WORK INSTRUCTIONS: Extract each line from the entries below that has the string "ball" in it.
--- START ---
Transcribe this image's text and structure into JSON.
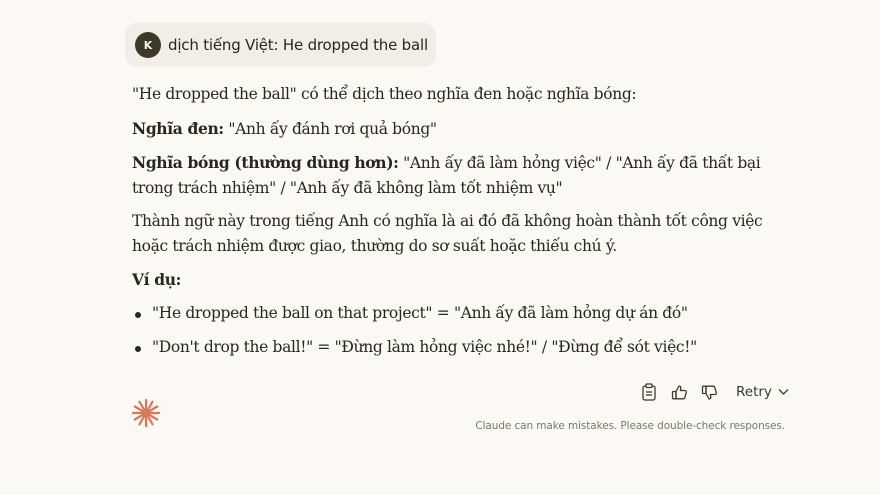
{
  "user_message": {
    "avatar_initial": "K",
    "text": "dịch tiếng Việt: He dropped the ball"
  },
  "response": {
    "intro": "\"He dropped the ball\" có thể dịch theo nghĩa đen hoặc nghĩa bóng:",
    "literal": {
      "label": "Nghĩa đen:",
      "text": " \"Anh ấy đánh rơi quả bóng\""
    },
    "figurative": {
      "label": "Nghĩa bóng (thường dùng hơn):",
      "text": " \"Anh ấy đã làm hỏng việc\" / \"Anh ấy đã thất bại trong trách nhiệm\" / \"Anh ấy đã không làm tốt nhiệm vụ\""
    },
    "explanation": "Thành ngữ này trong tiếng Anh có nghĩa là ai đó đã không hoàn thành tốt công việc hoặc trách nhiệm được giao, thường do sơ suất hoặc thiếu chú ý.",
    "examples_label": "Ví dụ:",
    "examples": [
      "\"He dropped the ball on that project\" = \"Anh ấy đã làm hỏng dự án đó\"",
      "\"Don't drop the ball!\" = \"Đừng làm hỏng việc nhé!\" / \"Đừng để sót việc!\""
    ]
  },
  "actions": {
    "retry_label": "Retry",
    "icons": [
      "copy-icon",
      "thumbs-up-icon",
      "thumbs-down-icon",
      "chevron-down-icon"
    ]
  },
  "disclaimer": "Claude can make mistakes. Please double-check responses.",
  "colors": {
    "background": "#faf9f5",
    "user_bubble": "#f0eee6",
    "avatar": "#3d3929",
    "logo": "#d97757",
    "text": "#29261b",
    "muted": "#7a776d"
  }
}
--- END ---
PROBLEM SOLUTION:
    "text": "dịch tiếng Việt: He dropped the ball"
    "intro": "\"He dropped the ball\" có thể dịch theo nghĩa đen hoặc nghĩa bóng:",
      "\"He dropped the ball on that project\" = \"Anh ấy đã làm hỏng dự án đó\"",
      "\"Don't drop the ball!\" = \"Đừng làm hỏng việc nhé!\" / \"Đừng để sót việc!\""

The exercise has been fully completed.